======== Extrait de texte ========

L'abandon d'animaux domestiques, un fléau d'été

Quelque 100.000 animaux domestiques sont abandonnés chaque année en France. [© JOEL SAGET / AFP]

Chaque été, c'est le même constat sur le bord des routes de l'Hexagone : entre 40.000 et 60.000 animaux de compagnie sont abandonnés par leur famille au moment des grandes vacances, selon les calculs respectifs de la SPA et de la Fondation 30 Millions d'Amis. Ce qui fait de la France la «championne» d'Europe en la matière.

========

## À faire
Poursuivez le texte ci-dessus sur l'abandon des animaux de compagnie en été, en reprenant juste après sa dernière phrase.

======== Données fournies ========

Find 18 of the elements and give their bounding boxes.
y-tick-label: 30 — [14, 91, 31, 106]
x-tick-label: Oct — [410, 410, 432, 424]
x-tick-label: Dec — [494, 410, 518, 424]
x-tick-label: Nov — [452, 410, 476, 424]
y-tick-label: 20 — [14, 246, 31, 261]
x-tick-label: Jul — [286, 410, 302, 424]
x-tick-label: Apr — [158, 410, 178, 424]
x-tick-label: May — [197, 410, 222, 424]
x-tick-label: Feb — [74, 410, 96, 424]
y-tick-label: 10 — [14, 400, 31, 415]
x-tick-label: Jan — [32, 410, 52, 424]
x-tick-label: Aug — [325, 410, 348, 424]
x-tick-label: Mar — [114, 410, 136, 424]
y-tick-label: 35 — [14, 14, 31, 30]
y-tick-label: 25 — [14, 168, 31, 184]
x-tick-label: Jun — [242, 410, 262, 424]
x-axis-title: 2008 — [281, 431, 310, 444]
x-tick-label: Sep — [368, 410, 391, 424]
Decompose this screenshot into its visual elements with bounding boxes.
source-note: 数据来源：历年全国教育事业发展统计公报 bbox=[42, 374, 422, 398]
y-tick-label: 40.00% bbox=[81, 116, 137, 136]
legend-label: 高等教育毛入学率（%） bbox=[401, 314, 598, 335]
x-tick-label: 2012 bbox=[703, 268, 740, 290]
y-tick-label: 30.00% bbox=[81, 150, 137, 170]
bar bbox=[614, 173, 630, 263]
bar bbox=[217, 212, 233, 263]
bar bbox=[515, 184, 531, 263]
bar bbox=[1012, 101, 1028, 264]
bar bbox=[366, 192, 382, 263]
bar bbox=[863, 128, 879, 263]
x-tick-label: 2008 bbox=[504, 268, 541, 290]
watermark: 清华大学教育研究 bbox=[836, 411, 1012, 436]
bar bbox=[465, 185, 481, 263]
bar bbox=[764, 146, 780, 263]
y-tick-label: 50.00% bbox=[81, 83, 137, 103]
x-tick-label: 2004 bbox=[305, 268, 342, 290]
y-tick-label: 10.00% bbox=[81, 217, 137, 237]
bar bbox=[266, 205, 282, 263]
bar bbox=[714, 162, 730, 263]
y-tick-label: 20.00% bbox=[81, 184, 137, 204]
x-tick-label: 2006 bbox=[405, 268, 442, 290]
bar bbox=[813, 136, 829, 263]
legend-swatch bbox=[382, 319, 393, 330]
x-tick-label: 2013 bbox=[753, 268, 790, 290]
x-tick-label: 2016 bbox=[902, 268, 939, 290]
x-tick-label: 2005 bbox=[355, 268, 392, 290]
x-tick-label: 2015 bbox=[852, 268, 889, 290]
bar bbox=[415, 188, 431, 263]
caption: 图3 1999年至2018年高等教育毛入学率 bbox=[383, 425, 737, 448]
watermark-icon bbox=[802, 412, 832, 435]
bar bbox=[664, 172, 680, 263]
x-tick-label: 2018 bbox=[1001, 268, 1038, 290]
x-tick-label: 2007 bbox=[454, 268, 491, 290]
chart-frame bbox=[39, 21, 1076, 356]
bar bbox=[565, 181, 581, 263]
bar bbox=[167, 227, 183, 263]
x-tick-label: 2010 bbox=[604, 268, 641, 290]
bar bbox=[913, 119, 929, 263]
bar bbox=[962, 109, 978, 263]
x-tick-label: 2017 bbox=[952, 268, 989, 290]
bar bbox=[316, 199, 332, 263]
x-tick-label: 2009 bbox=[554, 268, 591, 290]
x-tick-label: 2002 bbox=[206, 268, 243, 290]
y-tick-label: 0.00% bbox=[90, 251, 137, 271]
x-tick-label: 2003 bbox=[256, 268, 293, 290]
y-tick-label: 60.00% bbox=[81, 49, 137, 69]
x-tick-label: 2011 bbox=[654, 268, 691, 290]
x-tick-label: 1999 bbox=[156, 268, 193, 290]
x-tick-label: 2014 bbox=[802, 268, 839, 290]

========

## Réponse écrite
Si certains maîtres les laissent dans des refuges ou des associations, d'autres, moins téméraires, les abandonnent à leur sort en les accrochant à un arbre. «C'est souvent dans l'urgence, dans les derniers jours avant de partir», constate dans les colonnes de L'Echo républicain la présidente du refuge SPA d'Amilly (Loiret), Michelle Métayer, précisant qu'en 2018, elle avait recueilli 29 chiens abandonnés, soit «presque un tous les deux jours». «L'abandon est déjà punissable en France, mais la justice ne suit pas, les gens s'en tirent avec un simple rappel à la loi, ce qui n'est pas dissuasif», déplore de son côté Carole Largier, bénévole de la SPA de Haute-Loire.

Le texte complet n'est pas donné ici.